Collected data entries:
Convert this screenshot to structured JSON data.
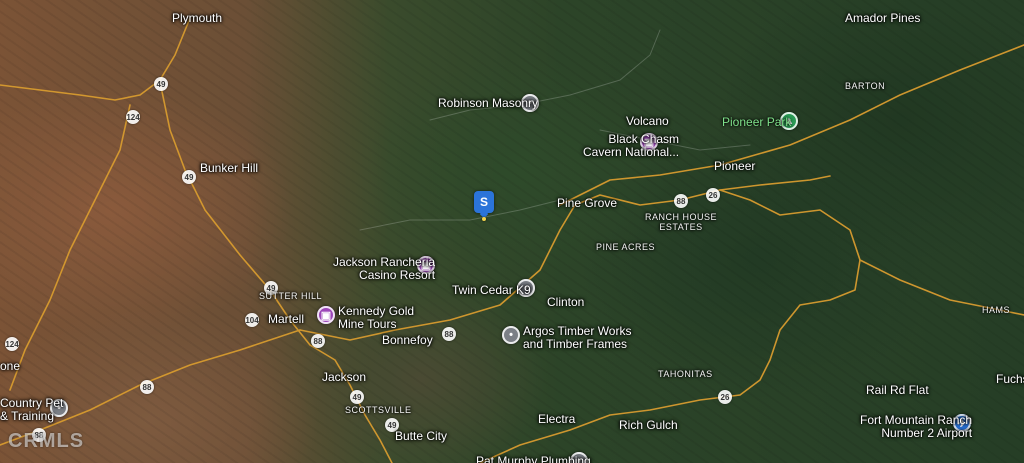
{
  "map": {
    "place_labels": [
      {
        "key": "plymouth",
        "text": "Plymouth"
      },
      {
        "key": "amador_pines",
        "text": "Amador Pines"
      },
      {
        "key": "barton",
        "text": "BARTON"
      },
      {
        "key": "robinson_masonry",
        "text": "Robinson Masonry"
      },
      {
        "key": "volcano",
        "text": "Volcano"
      },
      {
        "key": "black_chasm",
        "text": "Black Chasm\nCavern National..."
      },
      {
        "key": "pioneer_park",
        "text": "Pioneer Park"
      },
      {
        "key": "bunker_hill",
        "text": "Bunker Hill"
      },
      {
        "key": "pioneer",
        "text": "Pioneer"
      },
      {
        "key": "pine_grove",
        "text": "Pine Grove"
      },
      {
        "key": "ranch_house_estates",
        "text": "RANCH HOUSE\nESTATES"
      },
      {
        "key": "pine_acres",
        "text": "PINE ACRES"
      },
      {
        "key": "jackson_rancheria",
        "text": "Jackson Rancheria\nCasino Resort"
      },
      {
        "key": "twin_cedar_k9",
        "text": "Twin Cedar K9"
      },
      {
        "key": "clinton",
        "text": "Clinton"
      },
      {
        "key": "sutter_hill",
        "text": "SUTTER HILL"
      },
      {
        "key": "martell",
        "text": "Martell"
      },
      {
        "key": "kennedy_gold",
        "text": "Kennedy Gold\nMine Tours"
      },
      {
        "key": "argos_timber",
        "text": "Argos Timber Works\nand Timber Frames"
      },
      {
        "key": "bonnefoy",
        "text": "Bonnefoy"
      },
      {
        "key": "jackson",
        "text": "Jackson"
      },
      {
        "key": "scottsville",
        "text": "SCOTTSVILLE"
      },
      {
        "key": "tahonitas",
        "text": "TAHONITAS"
      },
      {
        "key": "hams",
        "text": "HAMS"
      },
      {
        "key": "rail_rd_flat",
        "text": "Rail Rd Flat"
      },
      {
        "key": "fuchs",
        "text": "Fuchs"
      },
      {
        "key": "fort_mountain",
        "text": "Fort Mountain Ranch\nNumber 2 Airport"
      },
      {
        "key": "country_pet",
        "text": "Country Pet\n& Training"
      },
      {
        "key": "one",
        "text": "one"
      },
      {
        "key": "electra",
        "text": "Electra"
      },
      {
        "key": "rich_gulch",
        "text": "Rich Gulch"
      },
      {
        "key": "butte_city",
        "text": "Butte City"
      },
      {
        "key": "pat_murphy",
        "text": "Pat Murphy Plumbing"
      }
    ],
    "route_shields": [
      "49",
      "124",
      "49",
      "49",
      "88",
      "26",
      "88",
      "88",
      "104",
      "124",
      "88",
      "49",
      "49",
      "88",
      "26"
    ],
    "selected_marker": {
      "letter": "S"
    },
    "watermark": "CRMLS",
    "colors": {
      "road": "#d79b2f",
      "poi_gray": "#7b7f86",
      "poi_purple": "#9c46b8",
      "poi_green": "#2b9a55",
      "marker_blue": "#2b74d9"
    },
    "icons": {
      "poi_gray": "location-pin-icon",
      "poi_purple": "attraction-icon",
      "poi_green": "park-icon",
      "airport": "airport-icon",
      "marker": "selected-property-marker-icon"
    }
  }
}
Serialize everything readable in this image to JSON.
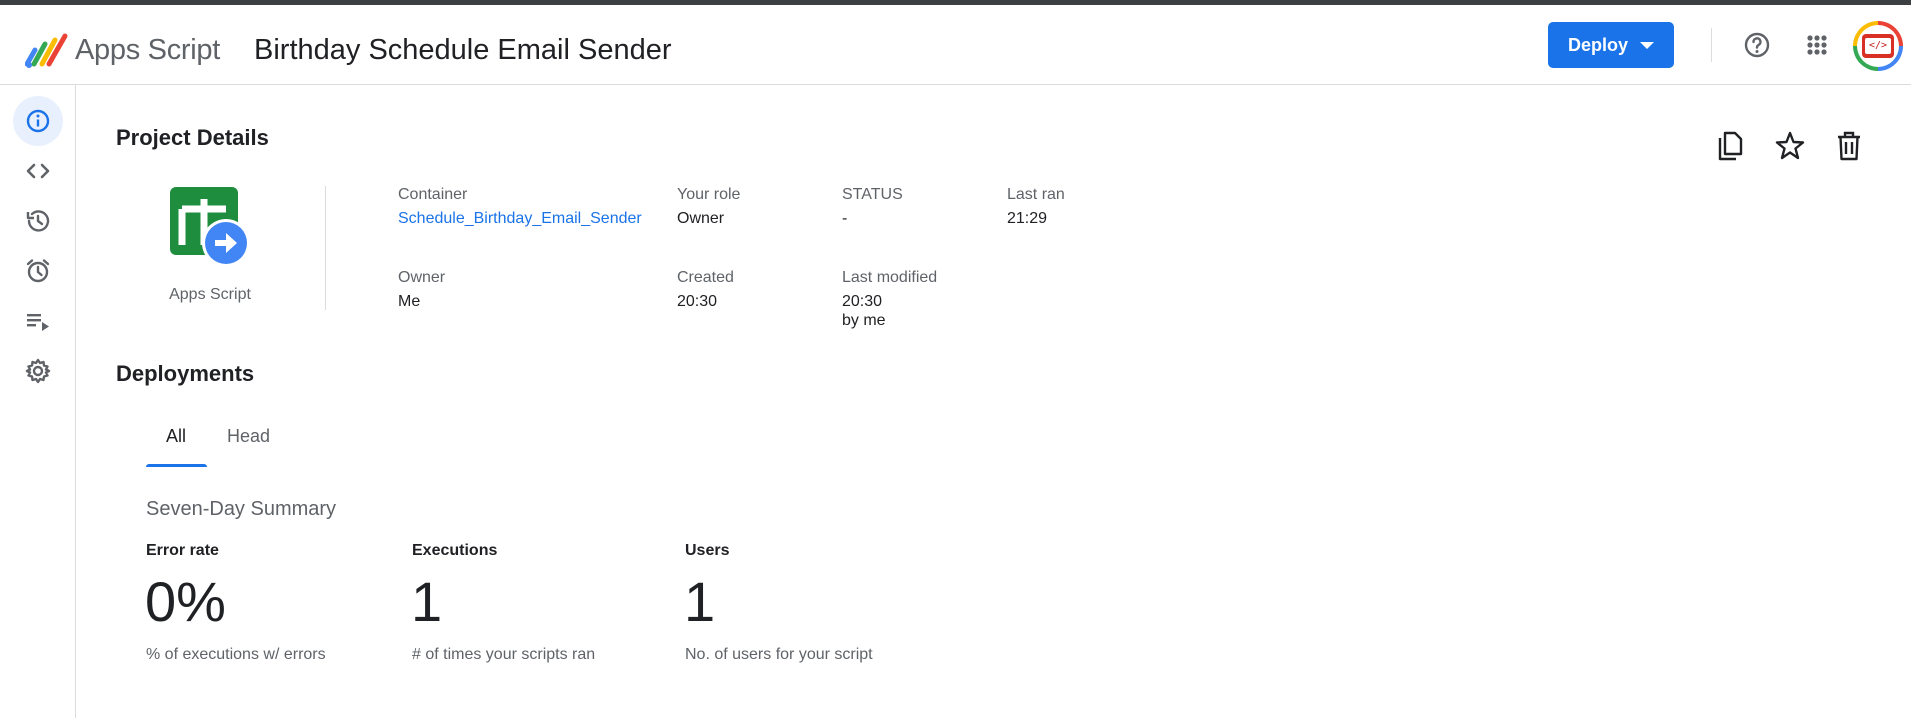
{
  "header": {
    "product_name": "Apps Script",
    "project_title": "Birthday Schedule Email Sender",
    "deploy_label": "Deploy",
    "avatar_text": "</>",
    "icons": [
      "apps-script-logo",
      "help-icon",
      "apps-grid-icon",
      "account-avatar"
    ]
  },
  "sidebar": {
    "items": [
      {
        "name": "overview",
        "icon": "info-icon",
        "active": true
      },
      {
        "name": "editor",
        "icon": "code-icon"
      },
      {
        "name": "triggers-history",
        "icon": "history-icon"
      },
      {
        "name": "triggers",
        "icon": "alarm-clock-icon"
      },
      {
        "name": "executions",
        "icon": "executions-list-icon"
      },
      {
        "name": "settings",
        "icon": "gear-icon"
      }
    ]
  },
  "project_details": {
    "title": "Project Details",
    "logo_label": "Apps Script",
    "fields": {
      "container_label": "Container",
      "container_value": "Schedule_Birthday_Email_Sender",
      "role_label": "Your role",
      "role_value": "Owner",
      "status_label": "STATUS",
      "status_value": "-",
      "last_ran_label": "Last ran",
      "last_ran_value": "21:29",
      "owner_label": "Owner",
      "owner_value": "Me",
      "created_label": "Created",
      "created_value": "20:30",
      "modified_label": "Last modified",
      "modified_value": "20:30",
      "modified_by": "by me"
    },
    "actions": [
      "copy-icon",
      "star-icon",
      "delete-icon"
    ]
  },
  "deployments": {
    "title": "Deployments",
    "tabs": [
      {
        "label": "All",
        "active": true
      },
      {
        "label": "Head",
        "active": false
      }
    ],
    "summary": {
      "title": "Seven-Day Summary",
      "stats": [
        {
          "label": "Error rate",
          "value": "0%",
          "desc": "% of executions w/ errors"
        },
        {
          "label": "Executions",
          "value": "1",
          "desc": "# of times your scripts ran"
        },
        {
          "label": "Users",
          "value": "1",
          "desc": "No. of users for your script"
        }
      ]
    }
  },
  "colors": {
    "accent": "#1a73e8",
    "logo_green": "#1e8e3e",
    "logo_blue": "#4285f4",
    "top_strip": "#3c4043"
  }
}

# WHAT IS NEEDED:
Without the pictures, reproduce every line of the records above exactly.

# SOLUTION:
Convert this screenshot to structured JSON data.
{
  "map": {
    "place_labels": [
      {
        "key": "plymouth",
        "text": "Plymouth"
      },
      {
        "key": "amador_pines",
        "text": "Amador Pines"
      },
      {
        "key": "barton",
        "text": "BARTON"
      },
      {
        "key": "robinson_masonry",
        "text": "Robinson Masonry"
      },
      {
        "key": "volcano",
        "text": "Volcano"
      },
      {
        "key": "black_chasm",
        "text": "Black Chasm\nCavern National..."
      },
      {
        "key": "pioneer_park",
        "text": "Pioneer Park"
      },
      {
        "key": "bunker_hill",
        "text": "Bunker Hill"
      },
      {
        "key": "pioneer",
        "text": "Pioneer"
      },
      {
        "key": "pine_grove",
        "text": "Pine Grove"
      },
      {
        "key": "ranch_house_estates",
        "text": "RANCH HOUSE\nESTATES"
      },
      {
        "key": "pine_acres",
        "text": "PINE ACRES"
      },
      {
        "key": "jackson_rancheria",
        "text": "Jackson Rancheria\nCasino Resort"
      },
      {
        "key": "twin_cedar_k9",
        "text": "Twin Cedar K9"
      },
      {
        "key": "clinton",
        "text": "Clinton"
      },
      {
        "key": "sutter_hill",
        "text": "SUTTER HILL"
      },
      {
        "key": "martell",
        "text": "Martell"
      },
      {
        "key": "kennedy_gold",
        "text": "Kennedy Gold\nMine Tours"
      },
      {
        "key": "argos_timber",
        "text": "Argos Timber Works\nand Timber Frames"
      },
      {
        "key": "bonnefoy",
        "text": "Bonnefoy"
      },
      {
        "key": "jackson",
        "text": "Jackson"
      },
      {
        "key": "scottsville",
        "text": "SCOTTSVILLE"
      },
      {
        "key": "tahonitas",
        "text": "TAHONITAS"
      },
      {
        "key": "hams",
        "text": "HAMS"
      },
      {
        "key": "rail_rd_flat",
        "text": "Rail Rd Flat"
      },
      {
        "key": "fuchs",
        "text": "Fuchs"
      },
      {
        "key": "fort_mountain",
        "text": "Fort Mountain Ranch\nNumber 2 Airport"
      },
      {
        "key": "country_pet",
        "text": "Country Pet\n& Training"
      },
      {
        "key": "one",
        "text": "one"
      },
      {
        "key": "electra",
        "text": "Electra"
      },
      {
        "key": "rich_gulch",
        "text": "Rich Gulch"
      },
      {
        "key": "butte_city",
        "text": "Butte City"
      },
      {
        "key": "pat_murphy",
        "text": "Pat Murphy Plumbing"
      }
    ],
    "route_shields": [
      "49",
      "124",
      "49",
      "49",
      "88",
      "26",
      "88",
      "88",
      "104",
      "124",
      "88",
      "49",
      "49",
      "88",
      "26"
    ],
    "selected_marker": {
      "letter": "S"
    },
    "watermark": "CRMLS",
    "colors": {
      "road": "#d79b2f",
      "poi_gray": "#7b7f86",
      "poi_purple": "#9c46b8",
      "poi_green": "#2b9a55",
      "marker_blue": "#2b74d9"
    },
    "icons": {
      "poi_gray": "location-pin-icon",
      "poi_purple": "attraction-icon",
      "poi_green": "park-icon",
      "airport": "airport-icon",
      "marker": "selected-property-marker-icon"
    }
  }
}
Serialize everything readable in this image to JSON.
{
  "header": {
    "product_name": "Apps Script",
    "project_title": "Birthday Schedule Email Sender",
    "deploy_label": "Deploy",
    "avatar_text": "</>",
    "icons": [
      "apps-script-logo",
      "help-icon",
      "apps-grid-icon",
      "account-avatar"
    ]
  },
  "sidebar": {
    "items": [
      {
        "name": "overview",
        "icon": "info-icon",
        "active": true
      },
      {
        "name": "editor",
        "icon": "code-icon"
      },
      {
        "name": "triggers-history",
        "icon": "history-icon"
      },
      {
        "name": "triggers",
        "icon": "alarm-clock-icon"
      },
      {
        "name": "executions",
        "icon": "executions-list-icon"
      },
      {
        "name": "settings",
        "icon": "gear-icon"
      }
    ]
  },
  "project_details": {
    "title": "Project Details",
    "logo_label": "Apps Script",
    "fields": {
      "container_label": "Container",
      "container_value": "Schedule_Birthday_Email_Sender",
      "role_label": "Your role",
      "role_value": "Owner",
      "status_label": "STATUS",
      "status_value": "-",
      "last_ran_label": "Last ran",
      "last_ran_value": "21:29",
      "owner_label": "Owner",
      "owner_value": "Me",
      "created_label": "Created",
      "created_value": "20:30",
      "modified_label": "Last modified",
      "modified_value": "20:30",
      "modified_by": "by me"
    },
    "actions": [
      "copy-icon",
      "star-icon",
      "delete-icon"
    ]
  },
  "deployments": {
    "title": "Deployments",
    "tabs": [
      {
        "label": "All",
        "active": true
      },
      {
        "label": "Head",
        "active": false
      }
    ],
    "summary": {
      "title": "Seven-Day Summary",
      "stats": [
        {
          "label": "Error rate",
          "value": "0%",
          "desc": "% of executions w/ errors"
        },
        {
          "label": "Executions",
          "value": "1",
          "desc": "# of times your scripts ran"
        },
        {
          "label": "Users",
          "value": "1",
          "desc": "No. of users for your script"
        }
      ]
    }
  },
  "colors": {
    "accent": "#1a73e8",
    "logo_green": "#1e8e3e",
    "logo_blue": "#4285f4",
    "top_strip": "#3c4043"
  }
}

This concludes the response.